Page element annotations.
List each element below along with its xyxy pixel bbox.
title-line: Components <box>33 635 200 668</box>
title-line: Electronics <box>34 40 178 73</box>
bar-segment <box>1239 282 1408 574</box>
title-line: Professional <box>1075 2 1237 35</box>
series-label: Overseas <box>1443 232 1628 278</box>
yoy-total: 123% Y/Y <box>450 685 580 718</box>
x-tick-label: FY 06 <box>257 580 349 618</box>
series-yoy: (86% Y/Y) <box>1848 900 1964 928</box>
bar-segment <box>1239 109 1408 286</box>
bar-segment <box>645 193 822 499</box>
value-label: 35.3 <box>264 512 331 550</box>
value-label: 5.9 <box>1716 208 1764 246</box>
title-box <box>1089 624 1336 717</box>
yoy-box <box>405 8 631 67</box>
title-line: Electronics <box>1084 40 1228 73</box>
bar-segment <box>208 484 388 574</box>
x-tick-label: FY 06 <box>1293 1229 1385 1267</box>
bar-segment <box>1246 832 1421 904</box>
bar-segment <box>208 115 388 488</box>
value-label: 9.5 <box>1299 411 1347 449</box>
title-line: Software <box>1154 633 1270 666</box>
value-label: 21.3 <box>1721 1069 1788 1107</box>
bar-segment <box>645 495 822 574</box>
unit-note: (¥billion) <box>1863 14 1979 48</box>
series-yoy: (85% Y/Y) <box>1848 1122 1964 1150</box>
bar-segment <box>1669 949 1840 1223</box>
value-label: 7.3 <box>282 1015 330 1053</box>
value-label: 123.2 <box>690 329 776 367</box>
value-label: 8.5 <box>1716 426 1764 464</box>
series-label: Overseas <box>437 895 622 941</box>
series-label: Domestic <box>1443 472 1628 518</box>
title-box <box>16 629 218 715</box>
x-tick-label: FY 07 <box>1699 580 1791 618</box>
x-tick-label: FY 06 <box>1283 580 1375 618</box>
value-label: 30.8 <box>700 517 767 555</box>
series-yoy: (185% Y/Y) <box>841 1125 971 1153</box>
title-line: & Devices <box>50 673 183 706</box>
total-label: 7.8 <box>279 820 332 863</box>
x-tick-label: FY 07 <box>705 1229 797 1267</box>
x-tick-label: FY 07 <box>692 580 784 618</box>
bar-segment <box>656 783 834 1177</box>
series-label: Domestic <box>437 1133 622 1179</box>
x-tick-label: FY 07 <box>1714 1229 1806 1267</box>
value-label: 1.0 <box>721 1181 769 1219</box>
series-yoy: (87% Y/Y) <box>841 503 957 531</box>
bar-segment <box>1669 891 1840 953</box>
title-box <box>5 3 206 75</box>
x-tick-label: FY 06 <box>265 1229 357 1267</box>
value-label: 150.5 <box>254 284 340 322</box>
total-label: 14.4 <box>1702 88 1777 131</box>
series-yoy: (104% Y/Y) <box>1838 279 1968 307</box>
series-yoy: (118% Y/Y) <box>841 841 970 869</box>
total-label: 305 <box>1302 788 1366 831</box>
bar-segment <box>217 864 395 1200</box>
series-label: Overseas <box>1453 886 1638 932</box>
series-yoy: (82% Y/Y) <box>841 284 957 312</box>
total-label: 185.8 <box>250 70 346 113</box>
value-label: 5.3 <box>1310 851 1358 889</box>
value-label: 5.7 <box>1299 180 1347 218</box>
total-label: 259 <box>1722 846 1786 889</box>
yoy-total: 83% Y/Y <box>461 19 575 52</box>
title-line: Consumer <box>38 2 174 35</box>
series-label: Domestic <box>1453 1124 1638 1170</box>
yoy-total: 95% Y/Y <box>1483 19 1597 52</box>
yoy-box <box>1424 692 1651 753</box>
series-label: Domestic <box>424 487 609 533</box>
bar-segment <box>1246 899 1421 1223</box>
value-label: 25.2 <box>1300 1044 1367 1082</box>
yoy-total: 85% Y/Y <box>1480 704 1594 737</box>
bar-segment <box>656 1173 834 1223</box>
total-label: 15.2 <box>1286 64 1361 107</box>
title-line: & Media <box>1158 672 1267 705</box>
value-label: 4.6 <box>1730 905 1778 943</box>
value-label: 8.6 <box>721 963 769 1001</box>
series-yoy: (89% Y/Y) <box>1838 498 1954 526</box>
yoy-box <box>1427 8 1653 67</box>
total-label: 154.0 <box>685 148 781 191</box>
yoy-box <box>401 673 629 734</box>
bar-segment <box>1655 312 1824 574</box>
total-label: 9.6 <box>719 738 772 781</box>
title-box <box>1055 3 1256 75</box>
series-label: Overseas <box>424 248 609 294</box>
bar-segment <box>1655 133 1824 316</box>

WORK TO DO.
Reproduce the lines word for word, starting at the first line and ending at the one that contains "title-line: Professional <box>1075", with both ends included.

IN RESPONSE.
List each element below along with its xyxy pixel bbox.
title-line: Components <box>33 635 200 668</box>
title-line: Electronics <box>34 40 178 73</box>
bar-segment <box>1239 282 1408 574</box>
title-line: Professional <box>1075 2 1237 35</box>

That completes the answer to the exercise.